▽

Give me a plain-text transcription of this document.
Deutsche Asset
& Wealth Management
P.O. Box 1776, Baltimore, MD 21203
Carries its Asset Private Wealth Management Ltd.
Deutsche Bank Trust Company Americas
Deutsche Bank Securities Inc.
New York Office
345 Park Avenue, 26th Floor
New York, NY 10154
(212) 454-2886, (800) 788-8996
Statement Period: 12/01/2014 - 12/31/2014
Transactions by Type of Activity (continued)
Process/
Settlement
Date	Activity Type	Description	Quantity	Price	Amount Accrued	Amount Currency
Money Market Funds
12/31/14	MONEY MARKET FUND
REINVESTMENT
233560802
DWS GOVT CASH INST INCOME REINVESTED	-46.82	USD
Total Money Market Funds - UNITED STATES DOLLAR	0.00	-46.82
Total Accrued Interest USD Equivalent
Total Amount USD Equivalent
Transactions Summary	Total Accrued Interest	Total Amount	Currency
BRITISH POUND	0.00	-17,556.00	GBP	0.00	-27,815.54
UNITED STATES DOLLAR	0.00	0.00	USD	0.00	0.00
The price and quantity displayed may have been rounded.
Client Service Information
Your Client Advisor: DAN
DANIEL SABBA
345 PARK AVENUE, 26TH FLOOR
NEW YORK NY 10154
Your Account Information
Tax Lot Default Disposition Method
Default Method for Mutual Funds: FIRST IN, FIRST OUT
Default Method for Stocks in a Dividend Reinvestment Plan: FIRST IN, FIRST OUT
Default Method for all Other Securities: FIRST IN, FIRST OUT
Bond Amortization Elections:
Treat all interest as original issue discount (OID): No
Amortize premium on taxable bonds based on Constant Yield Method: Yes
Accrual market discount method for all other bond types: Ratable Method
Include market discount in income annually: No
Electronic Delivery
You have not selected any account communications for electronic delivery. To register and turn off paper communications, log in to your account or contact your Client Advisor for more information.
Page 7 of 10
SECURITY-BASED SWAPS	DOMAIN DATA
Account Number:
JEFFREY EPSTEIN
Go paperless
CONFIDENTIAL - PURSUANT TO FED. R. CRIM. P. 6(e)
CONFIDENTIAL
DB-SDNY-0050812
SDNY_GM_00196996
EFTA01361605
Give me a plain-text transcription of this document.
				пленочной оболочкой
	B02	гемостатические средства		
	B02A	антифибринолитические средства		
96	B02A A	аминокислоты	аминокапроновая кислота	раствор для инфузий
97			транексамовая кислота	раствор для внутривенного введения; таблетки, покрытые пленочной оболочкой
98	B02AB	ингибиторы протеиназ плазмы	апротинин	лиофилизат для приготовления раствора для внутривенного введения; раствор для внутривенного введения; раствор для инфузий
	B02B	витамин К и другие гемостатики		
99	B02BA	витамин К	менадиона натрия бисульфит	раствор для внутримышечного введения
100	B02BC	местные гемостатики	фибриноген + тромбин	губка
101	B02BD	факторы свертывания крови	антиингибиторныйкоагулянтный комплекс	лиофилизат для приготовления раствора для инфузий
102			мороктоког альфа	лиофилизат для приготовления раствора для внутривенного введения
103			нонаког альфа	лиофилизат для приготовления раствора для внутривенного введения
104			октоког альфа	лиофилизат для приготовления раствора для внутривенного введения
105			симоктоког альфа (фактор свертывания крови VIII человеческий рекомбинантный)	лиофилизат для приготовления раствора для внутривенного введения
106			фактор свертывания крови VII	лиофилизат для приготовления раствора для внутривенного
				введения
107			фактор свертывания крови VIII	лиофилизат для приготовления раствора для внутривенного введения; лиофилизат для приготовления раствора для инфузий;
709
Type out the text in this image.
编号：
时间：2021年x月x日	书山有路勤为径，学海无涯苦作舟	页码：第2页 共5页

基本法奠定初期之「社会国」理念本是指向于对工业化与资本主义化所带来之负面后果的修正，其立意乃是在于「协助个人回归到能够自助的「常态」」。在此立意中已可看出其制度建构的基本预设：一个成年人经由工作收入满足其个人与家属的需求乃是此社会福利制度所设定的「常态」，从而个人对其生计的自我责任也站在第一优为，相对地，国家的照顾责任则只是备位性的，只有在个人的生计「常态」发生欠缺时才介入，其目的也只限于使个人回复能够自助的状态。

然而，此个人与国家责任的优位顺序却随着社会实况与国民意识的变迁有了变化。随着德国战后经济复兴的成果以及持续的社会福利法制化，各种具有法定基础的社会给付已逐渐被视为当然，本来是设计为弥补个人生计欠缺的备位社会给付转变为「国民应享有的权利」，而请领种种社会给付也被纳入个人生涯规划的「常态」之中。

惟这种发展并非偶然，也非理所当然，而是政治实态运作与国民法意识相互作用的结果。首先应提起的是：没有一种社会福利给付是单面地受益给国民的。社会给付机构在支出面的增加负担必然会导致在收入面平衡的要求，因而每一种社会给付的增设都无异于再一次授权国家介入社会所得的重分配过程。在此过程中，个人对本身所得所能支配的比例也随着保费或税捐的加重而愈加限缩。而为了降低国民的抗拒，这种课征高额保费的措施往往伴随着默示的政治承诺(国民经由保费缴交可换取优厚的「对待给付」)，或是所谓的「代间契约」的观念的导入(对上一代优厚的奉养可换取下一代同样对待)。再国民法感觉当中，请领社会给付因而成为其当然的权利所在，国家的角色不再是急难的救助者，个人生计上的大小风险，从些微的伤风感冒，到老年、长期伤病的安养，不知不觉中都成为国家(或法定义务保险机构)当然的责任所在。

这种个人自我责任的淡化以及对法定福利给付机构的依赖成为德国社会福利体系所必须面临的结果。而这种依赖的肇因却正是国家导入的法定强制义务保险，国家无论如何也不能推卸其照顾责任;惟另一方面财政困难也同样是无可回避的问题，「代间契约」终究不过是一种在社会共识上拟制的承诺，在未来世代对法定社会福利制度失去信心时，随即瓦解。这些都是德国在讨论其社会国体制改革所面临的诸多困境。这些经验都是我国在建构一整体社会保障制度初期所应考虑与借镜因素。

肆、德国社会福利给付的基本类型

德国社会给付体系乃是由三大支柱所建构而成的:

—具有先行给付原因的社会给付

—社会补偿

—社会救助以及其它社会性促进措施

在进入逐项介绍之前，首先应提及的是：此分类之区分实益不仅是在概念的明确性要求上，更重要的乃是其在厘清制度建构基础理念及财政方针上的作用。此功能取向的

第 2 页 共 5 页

△

**Exercise details**
Search the listing for the word "have" and return each line that holds it.

**Solution to this exercise**
The price and quantity displayed may have been rounded.
You have not selected any account communications for electronic delivery. To register and turn off paper communications, log in to your account or contact your Client Advisor for more information.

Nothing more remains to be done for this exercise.